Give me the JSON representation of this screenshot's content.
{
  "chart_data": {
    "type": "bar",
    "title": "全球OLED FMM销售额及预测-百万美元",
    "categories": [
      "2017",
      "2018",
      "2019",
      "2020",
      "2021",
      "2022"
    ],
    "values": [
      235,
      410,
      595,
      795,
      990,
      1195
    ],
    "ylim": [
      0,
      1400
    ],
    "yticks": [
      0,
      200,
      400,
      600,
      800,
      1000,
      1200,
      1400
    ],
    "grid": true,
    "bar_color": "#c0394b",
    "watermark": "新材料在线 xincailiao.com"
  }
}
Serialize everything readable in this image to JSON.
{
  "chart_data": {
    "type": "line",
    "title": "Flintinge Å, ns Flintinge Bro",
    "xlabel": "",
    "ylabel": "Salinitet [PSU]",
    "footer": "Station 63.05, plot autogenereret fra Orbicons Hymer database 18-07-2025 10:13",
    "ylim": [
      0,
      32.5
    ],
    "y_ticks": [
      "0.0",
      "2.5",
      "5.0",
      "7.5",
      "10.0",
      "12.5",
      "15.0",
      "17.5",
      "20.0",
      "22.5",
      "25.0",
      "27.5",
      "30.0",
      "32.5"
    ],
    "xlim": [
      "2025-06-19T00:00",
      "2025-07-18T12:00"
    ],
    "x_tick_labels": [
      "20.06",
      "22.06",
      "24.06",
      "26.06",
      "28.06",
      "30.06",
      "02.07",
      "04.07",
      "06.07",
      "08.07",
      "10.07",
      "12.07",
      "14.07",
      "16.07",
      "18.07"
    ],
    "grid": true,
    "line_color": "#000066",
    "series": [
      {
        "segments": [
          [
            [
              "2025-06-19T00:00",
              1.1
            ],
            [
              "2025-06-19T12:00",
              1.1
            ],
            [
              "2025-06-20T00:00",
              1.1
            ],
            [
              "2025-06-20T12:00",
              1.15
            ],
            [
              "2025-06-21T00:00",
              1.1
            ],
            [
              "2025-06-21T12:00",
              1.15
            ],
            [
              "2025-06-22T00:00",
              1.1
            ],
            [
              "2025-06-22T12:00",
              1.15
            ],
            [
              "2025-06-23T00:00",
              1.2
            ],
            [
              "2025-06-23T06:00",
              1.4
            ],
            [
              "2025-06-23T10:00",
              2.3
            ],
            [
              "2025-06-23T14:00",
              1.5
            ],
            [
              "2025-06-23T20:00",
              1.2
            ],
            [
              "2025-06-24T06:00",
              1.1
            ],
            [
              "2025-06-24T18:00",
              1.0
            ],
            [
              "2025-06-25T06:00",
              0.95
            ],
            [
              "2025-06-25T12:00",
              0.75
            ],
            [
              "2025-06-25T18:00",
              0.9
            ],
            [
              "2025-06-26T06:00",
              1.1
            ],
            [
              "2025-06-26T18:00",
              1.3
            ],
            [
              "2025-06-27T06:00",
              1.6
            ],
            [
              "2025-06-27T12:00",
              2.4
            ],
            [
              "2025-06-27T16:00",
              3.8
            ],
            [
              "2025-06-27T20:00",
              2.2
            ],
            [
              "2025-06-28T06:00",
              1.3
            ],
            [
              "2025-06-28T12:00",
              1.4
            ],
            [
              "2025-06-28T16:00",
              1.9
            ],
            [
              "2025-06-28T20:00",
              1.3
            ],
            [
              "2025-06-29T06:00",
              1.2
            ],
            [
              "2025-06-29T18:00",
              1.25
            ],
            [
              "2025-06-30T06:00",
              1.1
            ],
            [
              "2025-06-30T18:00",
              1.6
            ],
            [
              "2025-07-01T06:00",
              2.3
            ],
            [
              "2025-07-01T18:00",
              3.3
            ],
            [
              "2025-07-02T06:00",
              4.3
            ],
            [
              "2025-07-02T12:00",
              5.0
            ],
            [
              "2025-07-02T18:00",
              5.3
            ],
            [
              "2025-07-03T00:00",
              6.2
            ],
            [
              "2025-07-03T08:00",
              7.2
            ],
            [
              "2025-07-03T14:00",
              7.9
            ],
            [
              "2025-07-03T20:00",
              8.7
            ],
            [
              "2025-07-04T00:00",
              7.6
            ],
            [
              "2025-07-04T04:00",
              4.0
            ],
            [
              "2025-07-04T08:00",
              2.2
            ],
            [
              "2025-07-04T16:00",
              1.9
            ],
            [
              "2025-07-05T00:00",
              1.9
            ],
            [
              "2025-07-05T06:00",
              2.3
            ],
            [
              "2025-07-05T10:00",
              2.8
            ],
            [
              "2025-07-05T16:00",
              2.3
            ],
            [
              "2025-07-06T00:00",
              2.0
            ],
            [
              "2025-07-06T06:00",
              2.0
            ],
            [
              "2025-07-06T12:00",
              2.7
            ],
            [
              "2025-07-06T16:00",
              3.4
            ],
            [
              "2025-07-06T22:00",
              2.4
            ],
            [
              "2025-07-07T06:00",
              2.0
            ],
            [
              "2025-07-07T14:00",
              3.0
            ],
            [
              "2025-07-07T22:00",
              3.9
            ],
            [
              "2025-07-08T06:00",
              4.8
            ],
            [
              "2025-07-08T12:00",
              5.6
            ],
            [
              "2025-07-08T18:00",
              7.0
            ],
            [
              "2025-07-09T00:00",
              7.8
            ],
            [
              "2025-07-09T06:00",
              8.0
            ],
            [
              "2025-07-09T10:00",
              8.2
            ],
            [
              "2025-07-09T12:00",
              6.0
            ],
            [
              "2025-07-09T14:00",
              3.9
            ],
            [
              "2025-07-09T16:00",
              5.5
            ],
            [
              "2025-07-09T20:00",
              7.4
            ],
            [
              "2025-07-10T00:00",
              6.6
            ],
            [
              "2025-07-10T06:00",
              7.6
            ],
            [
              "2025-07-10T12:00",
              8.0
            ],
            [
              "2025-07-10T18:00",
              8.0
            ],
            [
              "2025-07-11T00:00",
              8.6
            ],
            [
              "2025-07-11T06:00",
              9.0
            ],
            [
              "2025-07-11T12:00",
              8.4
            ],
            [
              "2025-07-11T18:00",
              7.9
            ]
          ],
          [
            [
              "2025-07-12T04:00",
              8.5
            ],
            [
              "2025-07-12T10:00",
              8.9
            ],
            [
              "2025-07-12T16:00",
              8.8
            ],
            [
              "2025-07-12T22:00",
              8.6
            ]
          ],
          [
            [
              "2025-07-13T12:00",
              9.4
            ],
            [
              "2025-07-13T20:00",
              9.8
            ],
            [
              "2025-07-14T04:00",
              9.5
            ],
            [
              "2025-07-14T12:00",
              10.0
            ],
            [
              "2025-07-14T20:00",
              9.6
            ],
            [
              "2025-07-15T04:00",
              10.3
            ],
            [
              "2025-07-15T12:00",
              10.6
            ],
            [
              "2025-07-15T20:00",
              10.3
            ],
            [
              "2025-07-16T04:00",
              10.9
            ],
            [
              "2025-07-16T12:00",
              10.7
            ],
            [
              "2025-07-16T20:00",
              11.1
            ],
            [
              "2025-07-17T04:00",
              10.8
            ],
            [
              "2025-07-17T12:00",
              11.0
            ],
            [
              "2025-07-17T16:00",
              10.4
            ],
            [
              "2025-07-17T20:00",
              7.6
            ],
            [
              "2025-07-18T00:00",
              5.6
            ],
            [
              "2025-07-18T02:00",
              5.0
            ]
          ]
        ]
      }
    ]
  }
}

> TO DO: Every line of the material must be returned exactly as it appears.

> FULL ANSWER:
Give me the JSON representation of this screenshot's content.
{
  "chart_data": {
    "type": "bar",
    "title": "全球OLED FMM销售额及预测-百万美元",
    "categories": [
      "2017",
      "2018",
      "2019",
      "2020",
      "2021",
      "2022"
    ],
    "values": [
      235,
      410,
      595,
      795,
      990,
      1195
    ],
    "ylim": [
      0,
      1400
    ],
    "yticks": [
      0,
      200,
      400,
      600,
      800,
      1000,
      1200,
      1400
    ],
    "grid": true,
    "bar_color": "#c0394b",
    "watermark": "新材料在线 xincailiao.com"
  }
}
Serialize everything readable in this image to JSON.
{
  "chart_data": {
    "type": "line",
    "title": "Flintinge Å, ns Flintinge Bro",
    "xlabel": "",
    "ylabel": "Salinitet [PSU]",
    "footer": "Station 63.05, plot autogenereret fra Orbicons Hymer database 18-07-2025 10:13",
    "ylim": [
      0,
      32.5
    ],
    "y_ticks": [
      "0.0",
      "2.5",
      "5.0",
      "7.5",
      "10.0",
      "12.5",
      "15.0",
      "17.5",
      "20.0",
      "22.5",
      "25.0",
      "27.5",
      "30.0",
      "32.5"
    ],
    "xlim": [
      "2025-06-19T00:00",
      "2025-07-18T12:00"
    ],
    "x_tick_labels": [
      "20.06",
      "22.06",
      "24.06",
      "26.06",
      "28.06",
      "30.06",
      "02.07",
      "04.07",
      "06.07",
      "08.07",
      "10.07",
      "12.07",
      "14.07",
      "16.07",
      "18.07"
    ],
    "grid": true,
    "line_color": "#000066",
    "series": [
      {
        "segments": [
          [
            [
              "2025-06-19T00:00",
              1.1
            ],
            [
              "2025-06-19T12:00",
              1.1
            ],
            [
              "2025-06-20T00:00",
              1.1
            ],
            [
              "2025-06-20T12:00",
              1.15
            ],
            [
              "2025-06-21T00:00",
              1.1
            ],
            [
              "2025-06-21T12:00",
              1.15
            ],
            [
              "2025-06-22T00:00",
              1.1
            ],
            [
              "2025-06-22T12:00",
              1.15
            ],
            [
              "2025-06-23T00:00",
              1.2
            ],
            [
              "2025-06-23T06:00",
              1.4
            ],
            [
              "2025-06-23T10:00",
              2.3
            ],
            [
              "2025-06-23T14:00",
              1.5
            ],
            [
              "2025-06-23T20:00",
              1.2
            ],
            [
              "2025-06-24T06:00",
              1.1
            ],
            [
              "2025-06-24T18:00",
              1.0
            ],
            [
              "2025-06-25T06:00",
              0.95
            ],
            [
              "2025-06-25T12:00",
              0.75
            ],
            [
              "2025-06-25T18:00",
              0.9
            ],
            [
              "2025-06-26T06:00",
              1.1
            ],
            [
              "2025-06-26T18:00",
              1.3
            ],
            [
              "2025-06-27T06:00",
              1.6
            ],
            [
              "2025-06-27T12:00",
              2.4
            ],
            [
              "2025-06-27T16:00",
              3.8
            ],
            [
              "2025-06-27T20:00",
              2.2
            ],
            [
              "2025-06-28T06:00",
              1.3
            ],
            [
              "2025-06-28T12:00",
              1.4
            ],
            [
              "2025-06-28T16:00",
              1.9
            ],
            [
              "2025-06-28T20:00",
              1.3
            ],
            [
              "2025-06-29T06:00",
              1.2
            ],
            [
              "2025-06-29T18:00",
              1.25
            ],
            [
              "2025-06-30T06:00",
              1.1
            ],
            [
              "2025-06-30T18:00",
              1.6
            ],
            [
              "2025-07-01T06:00",
              2.3
            ],
            [
              "2025-07-01T18:00",
              3.3
            ],
            [
              "2025-07-02T06:00",
              4.3
            ],
            [
              "2025-07-02T12:00",
              5.0
            ],
            [
              "2025-07-02T18:00",
              5.3
            ],
            [
              "2025-07-03T00:00",
              6.2
            ],
            [
              "2025-07-03T08:00",
              7.2
            ],
            [
              "2025-07-03T14:00",
              7.9
            ],
            [
              "2025-07-03T20:00",
              8.7
            ],
            [
              "2025-07-04T00:00",
              7.6
            ],
            [
              "2025-07-04T04:00",
              4.0
            ],
            [
              "2025-07-04T08:00",
              2.2
            ],
            [
              "2025-07-04T16:00",
              1.9
            ],
            [
              "2025-07-05T00:00",
              1.9
            ],
            [
              "2025-07-05T06:00",
              2.3
            ],
            [
              "2025-07-05T10:00",
              2.8
            ],
            [
              "2025-07-05T16:00",
              2.3
            ],
            [
              "2025-07-06T00:00",
              2.0
            ],
            [
              "2025-07-06T06:00",
              2.0
            ],
            [
              "2025-07-06T12:00",
              2.7
            ],
            [
              "2025-07-06T16:00",
              3.4
            ],
            [
              "2025-07-06T22:00",
              2.4
            ],
            [
              "2025-07-07T06:00",
              2.0
            ],
            [
              "2025-07-07T14:00",
              3.0
            ],
            [
              "2025-07-07T22:00",
              3.9
            ],
            [
              "2025-07-08T06:00",
              4.8
            ],
            [
              "2025-07-08T12:00",
              5.6
            ],
            [
              "2025-07-08T18:00",
              7.0
            ],
            [
              "2025-07-09T00:00",
              7.8
            ],
            [
              "2025-07-09T06:00",
              8.0
            ],
            [
              "2025-07-09T10:00",
              8.2
            ],
            [
              "2025-07-09T12:00",
              6.0
            ],
            [
              "2025-07-09T14:00",
              3.9
            ],
            [
              "2025-07-09T16:00",
              5.5
            ],
            [
              "2025-07-09T20:00",
              7.4
            ],
            [
              "2025-07-10T00:00",
              6.6
            ],
            [
              "2025-07-10T06:00",
              7.6
            ],
            [
              "2025-07-10T12:00",
              8.0
            ],
            [
              "2025-07-10T18:00",
              8.0
            ],
            [
              "2025-07-11T00:00",
              8.6
            ],
            [
              "2025-07-11T06:00",
              9.0
            ],
            [
              "2025-07-11T12:00",
              8.4
            ],
            [
              "2025-07-11T18:00",
              7.9
            ]
          ],
          [
            [
              "2025-07-12T04:00",
              8.5
            ],
            [
              "2025-07-12T10:00",
              8.9
            ],
            [
              "2025-07-12T16:00",
              8.8
            ],
            [
              "2025-07-12T22:00",
              8.6
            ]
          ],
          [
            [
              "2025-07-13T12:00",
              9.4
            ],
            [
              "2025-07-13T20:00",
              9.8
            ],
            [
              "2025-07-14T04:00",
              9.5
            ],
            [
              "2025-07-14T12:00",
              10.0
            ],
            [
              "2025-07-14T20:00",
              9.6
            ],
            [
              "2025-07-15T04:00",
              10.3
            ],
            [
              "2025-07-15T12:00",
              10.6
            ],
            [
              "2025-07-15T20:00",
              10.3
            ],
            [
              "2025-07-16T04:00",
              10.9
            ],
            [
              "2025-07-16T12:00",
              10.7
            ],
            [
              "2025-07-16T20:00",
              11.1
            ],
            [
              "2025-07-17T04:00",
              10.8
            ],
            [
              "2025-07-17T12:00",
              11.0
            ],
            [
              "2025-07-17T16:00",
              10.4
            ],
            [
              "2025-07-17T20:00",
              7.6
            ],
            [
              "2025-07-18T00:00",
              5.6
            ],
            [
              "2025-07-18T02:00",
              5.0
            ]
          ]
        ]
      }
    ]
  }
}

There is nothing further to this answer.